**WRITTEN REQUEST**. Scan the data. Collect each line that contains the word "缩小的虚像".

Data excerpts
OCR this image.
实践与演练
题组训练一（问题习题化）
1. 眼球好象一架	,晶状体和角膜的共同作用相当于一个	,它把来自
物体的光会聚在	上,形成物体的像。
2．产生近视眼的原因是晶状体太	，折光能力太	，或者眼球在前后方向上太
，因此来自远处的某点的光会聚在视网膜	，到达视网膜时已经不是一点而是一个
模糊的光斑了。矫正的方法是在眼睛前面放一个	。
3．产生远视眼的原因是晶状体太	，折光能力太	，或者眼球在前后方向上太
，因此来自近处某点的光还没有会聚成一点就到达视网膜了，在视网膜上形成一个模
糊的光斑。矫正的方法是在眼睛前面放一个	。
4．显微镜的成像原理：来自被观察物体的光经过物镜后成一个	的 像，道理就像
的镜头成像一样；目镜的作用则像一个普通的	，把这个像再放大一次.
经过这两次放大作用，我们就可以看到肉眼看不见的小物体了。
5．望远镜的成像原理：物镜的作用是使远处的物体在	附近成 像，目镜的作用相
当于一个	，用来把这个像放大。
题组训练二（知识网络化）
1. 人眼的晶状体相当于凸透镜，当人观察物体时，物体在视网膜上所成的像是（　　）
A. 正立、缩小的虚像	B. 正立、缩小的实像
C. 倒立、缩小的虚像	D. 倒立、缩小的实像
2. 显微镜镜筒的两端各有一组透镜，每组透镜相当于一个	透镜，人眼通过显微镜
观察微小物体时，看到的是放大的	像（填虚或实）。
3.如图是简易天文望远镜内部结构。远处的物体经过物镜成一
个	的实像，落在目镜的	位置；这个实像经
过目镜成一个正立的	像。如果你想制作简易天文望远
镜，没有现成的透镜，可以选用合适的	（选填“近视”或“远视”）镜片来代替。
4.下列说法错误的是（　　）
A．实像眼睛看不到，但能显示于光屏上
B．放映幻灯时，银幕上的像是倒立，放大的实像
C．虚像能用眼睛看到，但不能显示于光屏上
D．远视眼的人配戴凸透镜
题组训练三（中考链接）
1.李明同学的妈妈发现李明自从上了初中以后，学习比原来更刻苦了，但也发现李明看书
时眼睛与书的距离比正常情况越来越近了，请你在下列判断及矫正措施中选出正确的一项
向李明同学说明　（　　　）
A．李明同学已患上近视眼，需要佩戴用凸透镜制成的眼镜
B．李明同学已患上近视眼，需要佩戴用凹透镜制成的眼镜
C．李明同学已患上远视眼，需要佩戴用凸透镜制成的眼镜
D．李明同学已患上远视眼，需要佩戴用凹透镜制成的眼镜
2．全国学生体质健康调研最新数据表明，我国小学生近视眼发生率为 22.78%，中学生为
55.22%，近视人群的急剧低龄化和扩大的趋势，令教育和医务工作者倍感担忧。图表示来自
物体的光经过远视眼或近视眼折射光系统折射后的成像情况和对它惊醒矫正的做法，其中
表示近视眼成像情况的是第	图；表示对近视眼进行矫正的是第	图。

**OUTPUT FOR THIS EXERCISE**.
A. 正立、缩小的虚像	B. 正立、缩小的实像
C. 倒立、缩小的虚像	D. 倒立、缩小的实像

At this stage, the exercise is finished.